## Begin

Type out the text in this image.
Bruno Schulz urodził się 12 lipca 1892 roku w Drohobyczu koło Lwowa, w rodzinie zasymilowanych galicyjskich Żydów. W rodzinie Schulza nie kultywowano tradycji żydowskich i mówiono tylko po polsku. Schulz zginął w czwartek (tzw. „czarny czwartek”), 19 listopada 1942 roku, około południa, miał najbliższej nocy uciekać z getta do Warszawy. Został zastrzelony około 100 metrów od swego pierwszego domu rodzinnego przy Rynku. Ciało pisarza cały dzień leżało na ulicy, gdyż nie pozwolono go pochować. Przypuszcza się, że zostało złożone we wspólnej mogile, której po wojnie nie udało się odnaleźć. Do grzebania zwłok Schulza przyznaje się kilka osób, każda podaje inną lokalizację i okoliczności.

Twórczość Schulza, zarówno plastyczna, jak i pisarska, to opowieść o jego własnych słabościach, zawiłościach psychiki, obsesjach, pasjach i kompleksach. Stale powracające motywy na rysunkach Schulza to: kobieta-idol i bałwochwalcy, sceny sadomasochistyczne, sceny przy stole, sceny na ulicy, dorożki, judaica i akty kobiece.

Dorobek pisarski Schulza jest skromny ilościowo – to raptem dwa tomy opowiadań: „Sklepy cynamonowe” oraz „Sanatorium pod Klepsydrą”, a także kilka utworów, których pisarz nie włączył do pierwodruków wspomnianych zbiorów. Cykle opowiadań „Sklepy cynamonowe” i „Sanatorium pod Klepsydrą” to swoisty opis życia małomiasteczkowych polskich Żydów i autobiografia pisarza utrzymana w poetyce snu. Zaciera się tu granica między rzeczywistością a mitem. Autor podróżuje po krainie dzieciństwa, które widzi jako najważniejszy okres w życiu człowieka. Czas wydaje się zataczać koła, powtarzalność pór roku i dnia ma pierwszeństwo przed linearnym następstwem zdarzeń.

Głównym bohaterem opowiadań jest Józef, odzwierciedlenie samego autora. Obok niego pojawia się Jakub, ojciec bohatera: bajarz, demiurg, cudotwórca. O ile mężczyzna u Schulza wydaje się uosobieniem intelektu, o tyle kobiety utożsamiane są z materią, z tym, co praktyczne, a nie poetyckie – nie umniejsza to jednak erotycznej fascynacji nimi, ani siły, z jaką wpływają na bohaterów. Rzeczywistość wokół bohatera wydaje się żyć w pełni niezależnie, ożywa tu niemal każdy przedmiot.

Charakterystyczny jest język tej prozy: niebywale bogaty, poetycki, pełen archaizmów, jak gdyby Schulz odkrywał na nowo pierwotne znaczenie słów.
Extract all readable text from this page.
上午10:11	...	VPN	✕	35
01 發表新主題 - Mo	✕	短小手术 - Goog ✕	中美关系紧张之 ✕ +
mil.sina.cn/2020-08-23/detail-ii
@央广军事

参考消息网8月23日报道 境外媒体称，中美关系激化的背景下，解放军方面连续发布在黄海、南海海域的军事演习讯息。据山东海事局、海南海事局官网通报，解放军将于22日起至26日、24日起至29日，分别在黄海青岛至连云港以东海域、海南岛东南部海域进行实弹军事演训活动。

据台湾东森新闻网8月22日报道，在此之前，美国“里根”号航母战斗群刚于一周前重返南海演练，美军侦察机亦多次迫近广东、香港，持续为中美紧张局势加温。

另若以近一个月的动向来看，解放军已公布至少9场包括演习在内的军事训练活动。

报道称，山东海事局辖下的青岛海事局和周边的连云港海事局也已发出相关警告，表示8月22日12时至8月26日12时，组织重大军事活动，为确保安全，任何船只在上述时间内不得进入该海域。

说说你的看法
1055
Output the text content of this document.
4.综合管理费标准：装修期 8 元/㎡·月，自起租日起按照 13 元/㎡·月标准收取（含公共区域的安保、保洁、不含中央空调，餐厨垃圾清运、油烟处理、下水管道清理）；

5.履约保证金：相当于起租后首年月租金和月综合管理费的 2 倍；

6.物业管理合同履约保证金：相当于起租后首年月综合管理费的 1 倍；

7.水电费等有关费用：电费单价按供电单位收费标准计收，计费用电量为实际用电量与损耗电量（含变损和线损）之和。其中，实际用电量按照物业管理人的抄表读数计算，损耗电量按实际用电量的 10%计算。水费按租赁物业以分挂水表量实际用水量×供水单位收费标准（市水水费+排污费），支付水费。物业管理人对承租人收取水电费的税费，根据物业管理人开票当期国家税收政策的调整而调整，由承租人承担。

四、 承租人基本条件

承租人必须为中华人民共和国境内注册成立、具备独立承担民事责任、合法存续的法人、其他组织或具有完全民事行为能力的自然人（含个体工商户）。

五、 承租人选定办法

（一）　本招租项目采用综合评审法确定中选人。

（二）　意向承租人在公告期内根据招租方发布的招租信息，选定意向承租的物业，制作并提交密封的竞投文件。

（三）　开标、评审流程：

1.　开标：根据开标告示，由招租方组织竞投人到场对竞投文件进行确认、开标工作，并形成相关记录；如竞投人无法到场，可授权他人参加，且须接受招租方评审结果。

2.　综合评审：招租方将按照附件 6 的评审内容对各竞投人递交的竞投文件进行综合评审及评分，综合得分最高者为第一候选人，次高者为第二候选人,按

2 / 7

## End

• **What this task involves**: Show all lines from the records above where the word "ulicy" occurs.

• **Solution to this task**:
Bruno Schulz urodził się 12 lipca 1892 roku w Drohobyczu koło Lwowa, w rodzinie zasymilowanych galicyjskich Żydów. W rodzinie Schulza nie kultywowano tradycji żydowskich i mówiono tylko po polsku. Schulz zginął w czwartek (tzw. „czarny czwartek”), 19 listopada 1942 roku, około południa, miał najbliższej nocy uciekać z getta do Warszawy. Został zastrzelony około 100 metrów od swego pierwszego domu rodzinnego przy Rynku. Ciało pisarza cały dzień leżało na ulicy, gdyż nie pozwolono go pochować. Przypuszcza się, że zostało złożone we wspólnej mogile, której po wojnie nie udało się odnaleźć. Do grzebania zwłok Schulza przyznaje się kilka osób, każda podaje inną lokalizację i okoliczności.
Twórczość Schulza, zarówno plastyczna, jak i pisarska, to opowieść o jego własnych słabościach, zawiłościach psychiki, obsesjach, pasjach i kompleksach. Stale powracające motywy na rysunkach Schulza to: kobieta-idol i bałwochwalcy, sceny sadomasochistyczne, sceny przy stole, sceny na ulicy, dorożki, judaica i akty kobiece.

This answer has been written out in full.